--- DOCUMENT EXTRACT ---

The Defendant states that pursuant to the consent agreement, he instructed KOLMANS GEOMATIC CONSULTANTS KENTA LTD (hereinafter Kolmans) to inter alia survey the suit property, subdivide the suit property and obtain the title on behalf of the parties. That the Plaintiff’s Advocate was requested to surrender the original title deed for that purpose on 14th August 2018. That the Plaintiff’s Advocate was notified that Kolmans would be on the ground for 6 weeks from 14th August 2018 to enable survey and sub-division of the suit property. That the Plaintiff’s Advocate was also notified that Kolmans had finalised the subdivision and was again requested to surrender the title deed.

That on 29th October 2018, the Plaintiff’s Advocate wrote to the Defendant’s Advocate enclosing the title deed and, contrary to the consent order, purported to allocate to the Plaintiff the portion marked A on the surveyor’s sketch map which had been earlier forwarded by the Defendant for the Plaintiff’s signature.

The Defendant states that he wrote to the Deputy Registrar Kisumu on 1st of November 2018 in compliance with the consent order, forwarding the ground sketch and selecting the part marked A. That the Deputy Registrar acknowledged receipt of the same on 10th December 2018.

That a licensed surveyor from Kolmans wrote to the Defendant’s Advocate on 14th January 2019, enclosing the original mutation No. 04415503 which required the signature of  the proprietors to enable the issuance of the 2 new titles. That the Defendant’s advocate relayed this request to the Plaintiff’s advocate via email and requested the Plaintiff’s Advocate to share the information with the client for his confirmation so that they may arrange to attend the Plaintiff’s Advocates office with the originals for execution by the Plaintiff at a date and time convenient to the Plaintiff.

--- DATA ---

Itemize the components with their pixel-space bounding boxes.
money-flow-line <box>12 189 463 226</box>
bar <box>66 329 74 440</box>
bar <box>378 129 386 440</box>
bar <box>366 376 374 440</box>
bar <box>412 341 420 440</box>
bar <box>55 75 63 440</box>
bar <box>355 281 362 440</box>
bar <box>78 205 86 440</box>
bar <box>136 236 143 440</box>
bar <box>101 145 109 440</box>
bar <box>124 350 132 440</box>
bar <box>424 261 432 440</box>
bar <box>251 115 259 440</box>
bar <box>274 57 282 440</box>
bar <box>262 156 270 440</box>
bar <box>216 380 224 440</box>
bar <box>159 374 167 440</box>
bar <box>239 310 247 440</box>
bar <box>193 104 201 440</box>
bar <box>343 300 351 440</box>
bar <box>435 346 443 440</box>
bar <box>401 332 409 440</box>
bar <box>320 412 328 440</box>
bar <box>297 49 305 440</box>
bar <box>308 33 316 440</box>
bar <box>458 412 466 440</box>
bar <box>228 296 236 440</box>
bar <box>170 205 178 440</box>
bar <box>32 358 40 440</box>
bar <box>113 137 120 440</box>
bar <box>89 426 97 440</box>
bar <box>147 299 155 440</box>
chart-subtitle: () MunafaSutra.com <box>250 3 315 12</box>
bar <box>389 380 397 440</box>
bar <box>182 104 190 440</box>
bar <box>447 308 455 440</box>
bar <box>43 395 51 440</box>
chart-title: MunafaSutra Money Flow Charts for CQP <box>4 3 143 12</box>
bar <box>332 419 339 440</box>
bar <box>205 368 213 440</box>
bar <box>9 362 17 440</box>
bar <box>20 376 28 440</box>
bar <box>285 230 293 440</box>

---
--- DATA ---

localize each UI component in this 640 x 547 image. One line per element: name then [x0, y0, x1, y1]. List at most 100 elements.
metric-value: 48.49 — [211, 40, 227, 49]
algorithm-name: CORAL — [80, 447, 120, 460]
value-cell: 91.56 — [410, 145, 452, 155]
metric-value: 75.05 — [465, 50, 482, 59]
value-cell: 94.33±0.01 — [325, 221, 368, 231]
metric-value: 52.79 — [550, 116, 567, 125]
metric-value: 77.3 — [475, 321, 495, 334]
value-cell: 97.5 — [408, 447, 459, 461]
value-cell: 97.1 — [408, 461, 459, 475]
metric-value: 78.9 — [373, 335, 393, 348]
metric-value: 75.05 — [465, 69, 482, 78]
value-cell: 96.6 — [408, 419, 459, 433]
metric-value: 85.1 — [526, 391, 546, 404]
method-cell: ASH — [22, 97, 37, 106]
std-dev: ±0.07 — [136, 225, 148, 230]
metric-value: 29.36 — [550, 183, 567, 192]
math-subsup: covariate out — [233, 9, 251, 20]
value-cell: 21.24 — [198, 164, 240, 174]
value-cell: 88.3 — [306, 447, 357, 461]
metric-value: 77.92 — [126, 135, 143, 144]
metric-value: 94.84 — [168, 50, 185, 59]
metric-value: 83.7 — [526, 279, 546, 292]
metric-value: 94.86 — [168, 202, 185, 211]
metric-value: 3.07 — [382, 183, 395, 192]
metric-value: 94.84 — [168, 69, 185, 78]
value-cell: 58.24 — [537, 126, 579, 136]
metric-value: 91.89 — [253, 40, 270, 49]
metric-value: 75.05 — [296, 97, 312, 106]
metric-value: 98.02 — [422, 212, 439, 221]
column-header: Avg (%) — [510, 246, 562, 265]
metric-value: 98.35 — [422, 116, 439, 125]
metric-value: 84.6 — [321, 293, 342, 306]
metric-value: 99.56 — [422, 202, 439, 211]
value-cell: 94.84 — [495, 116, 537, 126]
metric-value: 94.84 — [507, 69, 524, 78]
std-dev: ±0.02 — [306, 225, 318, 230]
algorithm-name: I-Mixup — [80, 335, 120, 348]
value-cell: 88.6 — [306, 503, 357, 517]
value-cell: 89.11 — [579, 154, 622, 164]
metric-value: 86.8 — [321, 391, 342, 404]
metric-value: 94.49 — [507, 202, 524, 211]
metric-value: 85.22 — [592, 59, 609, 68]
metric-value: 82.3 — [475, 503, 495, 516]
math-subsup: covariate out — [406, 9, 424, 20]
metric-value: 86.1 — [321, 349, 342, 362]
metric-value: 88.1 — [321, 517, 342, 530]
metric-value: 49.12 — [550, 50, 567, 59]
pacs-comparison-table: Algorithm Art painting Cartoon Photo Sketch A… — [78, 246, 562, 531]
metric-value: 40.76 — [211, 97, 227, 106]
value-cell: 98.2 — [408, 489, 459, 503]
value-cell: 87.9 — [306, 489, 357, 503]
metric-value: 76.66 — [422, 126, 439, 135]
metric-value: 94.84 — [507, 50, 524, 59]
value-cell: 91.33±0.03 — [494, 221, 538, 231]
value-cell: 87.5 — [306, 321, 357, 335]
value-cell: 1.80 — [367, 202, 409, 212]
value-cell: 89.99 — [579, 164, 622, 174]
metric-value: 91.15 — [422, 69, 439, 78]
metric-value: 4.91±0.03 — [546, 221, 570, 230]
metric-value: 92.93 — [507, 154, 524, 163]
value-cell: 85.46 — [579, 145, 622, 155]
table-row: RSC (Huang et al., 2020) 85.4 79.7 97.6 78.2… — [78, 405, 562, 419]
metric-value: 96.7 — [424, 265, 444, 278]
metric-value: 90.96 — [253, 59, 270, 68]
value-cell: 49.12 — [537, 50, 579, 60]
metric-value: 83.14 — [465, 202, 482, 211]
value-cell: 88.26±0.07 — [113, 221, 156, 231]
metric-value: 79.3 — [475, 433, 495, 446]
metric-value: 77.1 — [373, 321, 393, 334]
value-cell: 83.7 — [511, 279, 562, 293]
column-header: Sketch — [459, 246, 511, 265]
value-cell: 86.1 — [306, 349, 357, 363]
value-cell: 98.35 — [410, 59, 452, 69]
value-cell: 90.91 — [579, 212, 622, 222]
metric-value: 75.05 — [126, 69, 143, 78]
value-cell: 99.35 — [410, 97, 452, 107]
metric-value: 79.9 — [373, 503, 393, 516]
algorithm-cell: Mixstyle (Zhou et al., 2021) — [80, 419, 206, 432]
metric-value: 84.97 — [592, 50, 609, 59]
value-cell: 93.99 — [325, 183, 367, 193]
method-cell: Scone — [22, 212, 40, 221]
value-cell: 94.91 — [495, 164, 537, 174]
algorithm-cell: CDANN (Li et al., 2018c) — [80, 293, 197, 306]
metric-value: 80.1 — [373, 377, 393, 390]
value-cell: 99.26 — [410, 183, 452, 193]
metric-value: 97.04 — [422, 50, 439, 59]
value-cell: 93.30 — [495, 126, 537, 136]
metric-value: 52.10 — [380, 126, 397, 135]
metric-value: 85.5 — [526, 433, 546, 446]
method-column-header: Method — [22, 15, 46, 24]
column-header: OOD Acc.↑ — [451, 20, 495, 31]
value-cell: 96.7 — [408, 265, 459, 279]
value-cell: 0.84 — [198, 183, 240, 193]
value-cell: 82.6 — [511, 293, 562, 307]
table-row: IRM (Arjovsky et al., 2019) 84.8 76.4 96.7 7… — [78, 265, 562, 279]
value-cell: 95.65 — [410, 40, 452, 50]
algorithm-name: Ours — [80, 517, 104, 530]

---
--- DATA ---

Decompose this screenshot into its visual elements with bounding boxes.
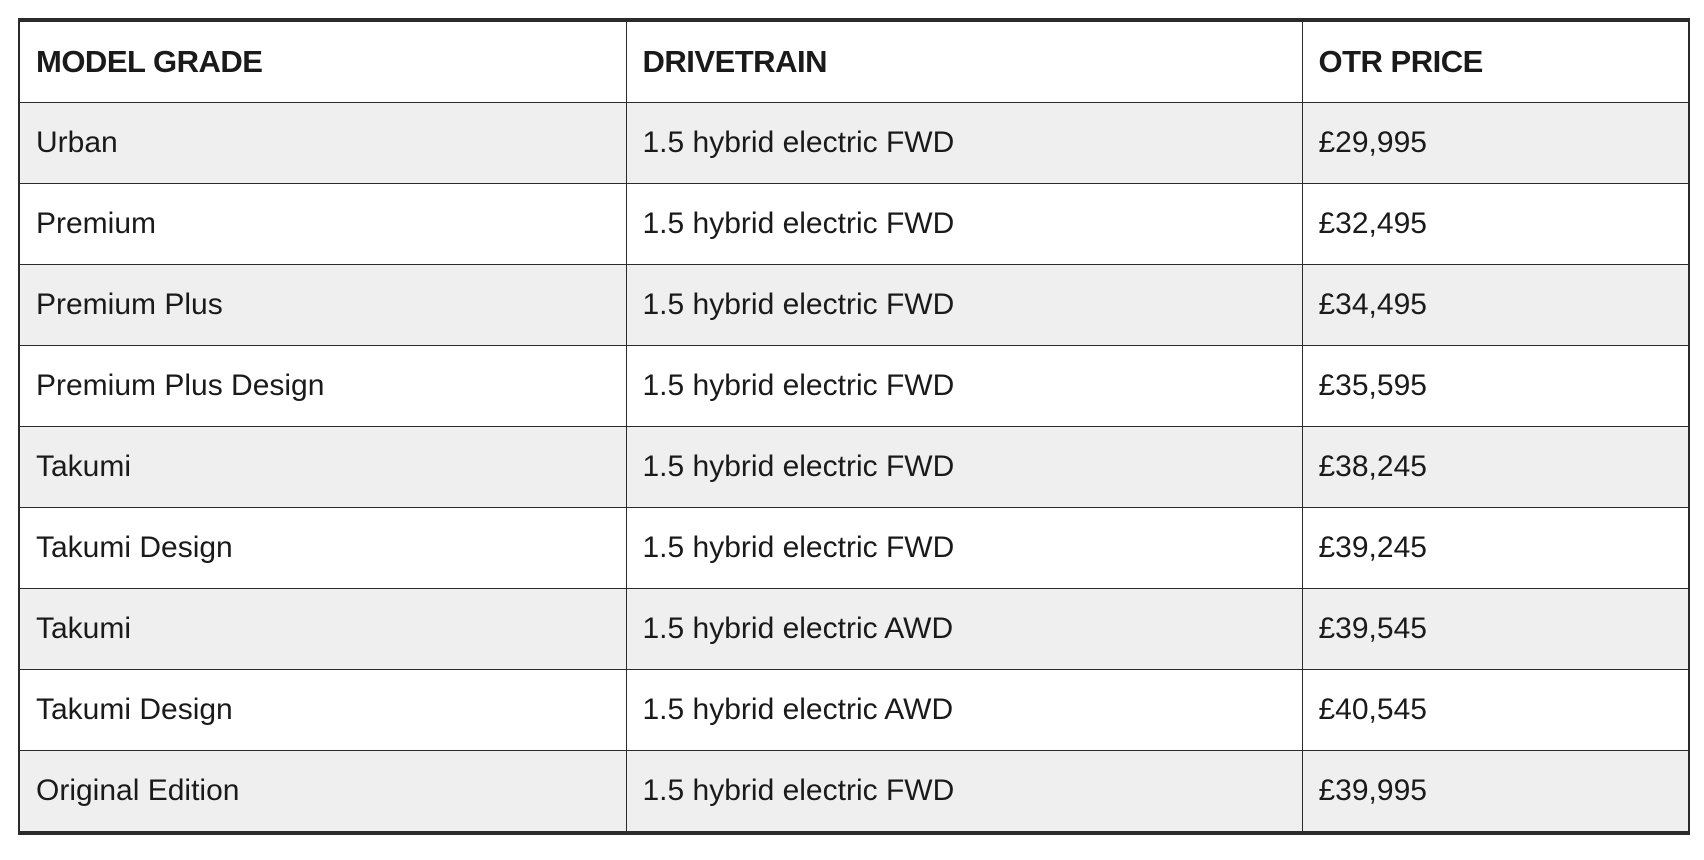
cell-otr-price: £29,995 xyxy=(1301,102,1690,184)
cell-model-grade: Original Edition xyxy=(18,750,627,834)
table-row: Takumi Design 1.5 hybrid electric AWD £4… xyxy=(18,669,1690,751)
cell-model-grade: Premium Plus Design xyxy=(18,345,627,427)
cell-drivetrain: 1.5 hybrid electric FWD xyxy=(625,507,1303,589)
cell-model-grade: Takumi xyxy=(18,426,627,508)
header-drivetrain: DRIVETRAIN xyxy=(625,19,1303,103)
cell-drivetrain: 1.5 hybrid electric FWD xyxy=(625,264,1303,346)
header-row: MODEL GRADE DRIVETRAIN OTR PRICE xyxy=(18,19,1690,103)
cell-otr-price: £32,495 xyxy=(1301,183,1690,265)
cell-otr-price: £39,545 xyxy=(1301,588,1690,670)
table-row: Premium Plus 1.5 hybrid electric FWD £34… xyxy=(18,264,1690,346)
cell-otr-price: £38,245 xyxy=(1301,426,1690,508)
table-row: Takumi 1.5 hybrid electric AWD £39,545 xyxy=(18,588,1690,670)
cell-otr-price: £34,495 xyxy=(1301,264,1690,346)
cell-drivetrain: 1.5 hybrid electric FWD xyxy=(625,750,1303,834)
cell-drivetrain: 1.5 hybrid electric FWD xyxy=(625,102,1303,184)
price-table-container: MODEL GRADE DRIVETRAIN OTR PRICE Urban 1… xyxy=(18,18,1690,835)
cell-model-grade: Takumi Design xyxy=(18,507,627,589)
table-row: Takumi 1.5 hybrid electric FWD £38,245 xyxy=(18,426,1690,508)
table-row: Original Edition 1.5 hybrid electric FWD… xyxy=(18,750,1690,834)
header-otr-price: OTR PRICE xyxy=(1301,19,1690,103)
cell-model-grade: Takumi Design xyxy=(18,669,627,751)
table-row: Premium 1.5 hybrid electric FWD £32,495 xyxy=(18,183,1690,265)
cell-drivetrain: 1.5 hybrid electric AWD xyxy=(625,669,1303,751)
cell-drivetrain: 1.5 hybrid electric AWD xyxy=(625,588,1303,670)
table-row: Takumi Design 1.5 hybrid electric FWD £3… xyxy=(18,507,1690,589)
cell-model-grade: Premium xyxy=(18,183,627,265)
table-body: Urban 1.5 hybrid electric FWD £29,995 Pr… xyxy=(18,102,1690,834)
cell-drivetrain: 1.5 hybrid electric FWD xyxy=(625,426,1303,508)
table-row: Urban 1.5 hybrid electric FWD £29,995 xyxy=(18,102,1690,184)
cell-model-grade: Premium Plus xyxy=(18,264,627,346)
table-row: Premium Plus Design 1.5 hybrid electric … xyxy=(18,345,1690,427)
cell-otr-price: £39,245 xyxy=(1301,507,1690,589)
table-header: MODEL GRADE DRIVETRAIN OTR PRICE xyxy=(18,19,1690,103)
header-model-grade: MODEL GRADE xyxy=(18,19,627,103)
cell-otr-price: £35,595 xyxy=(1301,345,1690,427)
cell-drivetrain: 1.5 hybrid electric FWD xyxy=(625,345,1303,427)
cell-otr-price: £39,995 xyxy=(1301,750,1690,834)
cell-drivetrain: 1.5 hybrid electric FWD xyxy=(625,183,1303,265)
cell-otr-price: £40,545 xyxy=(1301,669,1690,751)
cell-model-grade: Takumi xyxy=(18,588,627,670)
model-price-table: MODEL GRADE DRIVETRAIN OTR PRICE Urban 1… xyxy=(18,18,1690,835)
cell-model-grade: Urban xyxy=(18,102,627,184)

---

◆ TASK REQUIREMENTS:
**A)** Reproduce the part of the land subdivision dispute text that begins with the words "The Defendant states that he" and ends after the words "to the Plaintiff.".
**B)** Pick up the land subdivision dispute text where it stops and continue it.

◆ ANSWERS PER TASK:
**A)**
The Defendant states that he wrote to the Deputy Registrar Kisumu on 1st of November 2018 in compliance with the consent order, forwarding the ground sketch and selecting the part marked A. That the Deputy Registrar acknowledged receipt of the same on 10th December 2018.

That a licensed surveyor from Kolmans wrote to the Defendant’s Advocate on 14th January 2019, enclosing the original mutation No. 04415503 which required the signature of  the proprietors to enable the issuance of the 2 new titles. That the Defendant’s advocate relayed this request to the Plaintiff’s advocate via email and requested the Plaintiff’s Advocate to share the information with the client for his confirmation so that they may arrange to attend the Plaintiff’s Advocates office with the originals for execution by the Plaintiff at a date and time convenient to the Plaintiff.

**B)**
The Defendant states that the Plaintiff’s Advocate instead replied via email, requesting a response to his letter of 29th October 2018. That Defendant’s Advocate’s response was that the parties had to comply with the consent order. The Plaintiff’s Advocate replied insisting that he was not ready to comply with the consent order unless his client was given priority in selecting which parcel title should be issued in his client’s name. That unless the court intervenes to enforce the consent order, it would be impossible to finally put the matter to rest.

The Plaintiff’s Response

The Plaintiff filed a replying affidavit stating that sometime in late 2017, his Advocate called him to his office and informed him of the court judgment. That he opted for the subdivision of the suit property into two shares. That sometime in 2018, his Advocate had informed him that the Defendant’s Advocate had indicated that his client wished to have the property subdivided by a surveyor of his choice, but the Plaintiff was apprehensive that he would get a raw deal but his Advocate assured him that all would be well.

The Plaintiff stated that he lives on the suit property which is partly developed by him whereas the Defendant never invested a penny on the property. That his Advocate had told him that since the Defendant’s surveyor would undertake the subdivision, he would chose the part to take and therefore the Plaintiff gave his consent.

The Plaintiff stated that he elected to take side A of the subdivision which comprised his residence, hotel (Kisumu Beach Resort), staff quarters and some kiosks. That these developments were put up by the Plaintiff at his own cost including bank loans. That side B of the subdivision comprised guest rooms and shades. That he was appalled to learn that the Defendant wished to have side A together with all of his developments to his detriment.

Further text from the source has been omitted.